## Task directions
Write out the data again in full, exactly as it reads.
********
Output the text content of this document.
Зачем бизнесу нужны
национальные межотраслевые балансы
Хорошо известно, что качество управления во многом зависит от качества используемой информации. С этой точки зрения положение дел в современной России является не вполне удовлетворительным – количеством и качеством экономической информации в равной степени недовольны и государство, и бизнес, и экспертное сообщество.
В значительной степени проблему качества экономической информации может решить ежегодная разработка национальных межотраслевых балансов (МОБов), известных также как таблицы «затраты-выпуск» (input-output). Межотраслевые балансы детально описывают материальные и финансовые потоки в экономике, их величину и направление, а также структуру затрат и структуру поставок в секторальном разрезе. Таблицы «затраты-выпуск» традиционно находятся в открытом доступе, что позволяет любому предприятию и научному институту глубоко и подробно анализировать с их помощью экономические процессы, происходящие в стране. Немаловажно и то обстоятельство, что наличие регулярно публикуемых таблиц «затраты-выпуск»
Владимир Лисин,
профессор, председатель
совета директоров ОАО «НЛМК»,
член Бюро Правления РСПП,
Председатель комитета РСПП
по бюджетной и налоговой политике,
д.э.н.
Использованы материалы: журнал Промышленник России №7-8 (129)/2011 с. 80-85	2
********
## Answer for the task
Output the text content of this document.
Зачем бизнесу нужны
национальные межотраслевые балансы
Хорошо известно, что качество управления во многом зависит от качества используемой информации. С этой точки зрения положение дел в современной России является не вполне удовлетворительным – количеством и качеством экономической информации в равной степени недовольны и государство, и бизнес, и экспертное сообщество.
В значительной степени проблему качества экономической информации может решить ежегодная разработка национальных межотраслевых балансов (МОБов), известных также как таблицы «затраты-выпуск» (input-output). Межотраслевые балансы детально описывают материальные и финансовые потоки в экономике, их величину и направление, а также структуру затрат и структуру поставок в секторальном разрезе. Таблицы «затраты-выпуск» традиционно находятся в открытом доступе, что позволяет любому предприятию и научному институту глубоко и подробно анализировать с их помощью экономические процессы, происходящие в стране. Немаловажно и то обстоятельство, что наличие регулярно публикуемых таблиц «затраты-выпуск»
Владимир Лисин,
профессор, председатель
совета директоров ОАО «НЛМК»,
член Бюро Правления РСПП,
Председатель комитета РСПП
по бюджетной и налоговой политике,
д.э.н.
Использованы материалы: журнал Промышленник России №7-8 (129)/2011 с. 80-85	2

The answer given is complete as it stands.